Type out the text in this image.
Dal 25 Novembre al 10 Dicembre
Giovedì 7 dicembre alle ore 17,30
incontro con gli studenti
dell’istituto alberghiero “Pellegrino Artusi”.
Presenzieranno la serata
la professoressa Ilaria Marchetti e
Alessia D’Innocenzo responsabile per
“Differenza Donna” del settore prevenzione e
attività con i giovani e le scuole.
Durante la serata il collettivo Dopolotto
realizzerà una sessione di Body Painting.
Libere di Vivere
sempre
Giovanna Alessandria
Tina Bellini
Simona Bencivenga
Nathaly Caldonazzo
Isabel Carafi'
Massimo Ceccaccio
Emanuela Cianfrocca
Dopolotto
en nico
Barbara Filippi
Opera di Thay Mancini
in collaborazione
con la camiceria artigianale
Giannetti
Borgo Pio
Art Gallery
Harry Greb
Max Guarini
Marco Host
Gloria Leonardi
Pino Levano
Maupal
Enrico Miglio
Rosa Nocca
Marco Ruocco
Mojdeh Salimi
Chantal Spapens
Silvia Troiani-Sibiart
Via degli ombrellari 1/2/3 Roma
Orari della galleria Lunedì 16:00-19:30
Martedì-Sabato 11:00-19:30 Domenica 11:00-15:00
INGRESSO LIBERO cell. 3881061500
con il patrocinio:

WRITTEN INSTRUCTION
Retype each record exactly, leaving nothing out.

ANSWER TO THE EXERCISE
Type out the text in this image.
Dal 25 Novembre al 10 Dicembre
Giovedì 7 dicembre alle ore 17,30
incontro con gli studenti
dell’istituto alberghiero “Pellegrino Artusi”.
Presenzieranno la serata
la professoressa Ilaria Marchetti e
Alessia D’Innocenzo responsabile per
“Differenza Donna” del settore prevenzione e
attività con i giovani e le scuole.
Durante la serata il collettivo Dopolotto
realizzerà una sessione di Body Painting.
Libere di Vivere
sempre
Giovanna Alessandria
Tina Bellini
Simona Bencivenga
Nathaly Caldonazzo
Isabel Carafi'
Massimo Ceccaccio
Emanuela Cianfrocca
Dopolotto
en nico
Barbara Filippi
Opera di Thay Mancini
in collaborazione
con la camiceria artigianale
Giannetti
Borgo Pio
Art Gallery
Harry Greb
Max Guarini
Marco Host
Gloria Leonardi
Pino Levano
Maupal
Enrico Miglio
Rosa Nocca
Marco Ruocco
Mojdeh Salimi
Chantal Spapens
Silvia Troiani-Sibiart
Via degli ombrellari 1/2/3 Roma
Orari della galleria Lunedì 16:00-19:30
Martedì-Sabato 11:00-19:30 Domenica 11:00-15:00
INGRESSO LIBERO cell. 3881061500
con il patrocinio:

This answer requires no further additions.